• **Data shown**:
* * *
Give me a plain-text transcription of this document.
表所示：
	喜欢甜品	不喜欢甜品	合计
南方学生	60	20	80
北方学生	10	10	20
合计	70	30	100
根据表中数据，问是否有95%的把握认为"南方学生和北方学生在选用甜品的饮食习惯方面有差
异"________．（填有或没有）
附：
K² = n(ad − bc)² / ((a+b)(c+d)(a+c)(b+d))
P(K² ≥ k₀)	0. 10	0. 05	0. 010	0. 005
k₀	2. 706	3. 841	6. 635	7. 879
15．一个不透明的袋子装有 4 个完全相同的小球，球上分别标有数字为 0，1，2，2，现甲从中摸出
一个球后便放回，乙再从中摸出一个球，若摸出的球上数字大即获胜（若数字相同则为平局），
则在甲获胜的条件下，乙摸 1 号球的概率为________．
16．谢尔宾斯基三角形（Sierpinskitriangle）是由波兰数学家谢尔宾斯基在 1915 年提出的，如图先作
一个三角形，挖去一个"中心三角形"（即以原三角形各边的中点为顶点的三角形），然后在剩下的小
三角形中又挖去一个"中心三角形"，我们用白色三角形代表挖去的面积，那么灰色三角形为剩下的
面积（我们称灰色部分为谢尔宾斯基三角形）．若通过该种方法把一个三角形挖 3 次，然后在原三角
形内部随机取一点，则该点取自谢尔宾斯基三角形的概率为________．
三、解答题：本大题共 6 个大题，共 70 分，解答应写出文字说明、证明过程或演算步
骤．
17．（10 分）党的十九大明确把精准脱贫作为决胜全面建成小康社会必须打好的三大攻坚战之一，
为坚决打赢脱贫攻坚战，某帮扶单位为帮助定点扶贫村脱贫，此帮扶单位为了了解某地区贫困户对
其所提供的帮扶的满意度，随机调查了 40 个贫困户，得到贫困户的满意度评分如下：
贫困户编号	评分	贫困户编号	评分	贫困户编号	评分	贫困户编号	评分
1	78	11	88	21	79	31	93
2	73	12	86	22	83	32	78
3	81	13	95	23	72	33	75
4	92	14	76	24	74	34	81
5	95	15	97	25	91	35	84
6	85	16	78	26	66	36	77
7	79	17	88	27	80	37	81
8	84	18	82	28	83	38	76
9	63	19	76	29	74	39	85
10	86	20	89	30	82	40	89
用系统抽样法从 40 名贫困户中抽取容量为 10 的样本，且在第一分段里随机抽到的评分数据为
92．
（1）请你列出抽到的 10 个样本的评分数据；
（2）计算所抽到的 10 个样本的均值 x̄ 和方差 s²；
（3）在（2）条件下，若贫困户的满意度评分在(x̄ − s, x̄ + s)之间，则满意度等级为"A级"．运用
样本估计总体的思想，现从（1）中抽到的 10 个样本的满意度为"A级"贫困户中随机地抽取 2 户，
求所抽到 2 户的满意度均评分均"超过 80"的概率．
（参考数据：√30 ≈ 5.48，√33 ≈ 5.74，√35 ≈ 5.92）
* * *
Read through the lines above and collect those that contain the string "中心三角形".

一个三角形，挖去一个"中心三角形"（即以原三角形各边的中点为顶点的三角形），然后在剩下的小
三角形中又挖去一个"中心三角形"，我们用白色三角形代表挖去的面积，那么灰色三角形为剩下的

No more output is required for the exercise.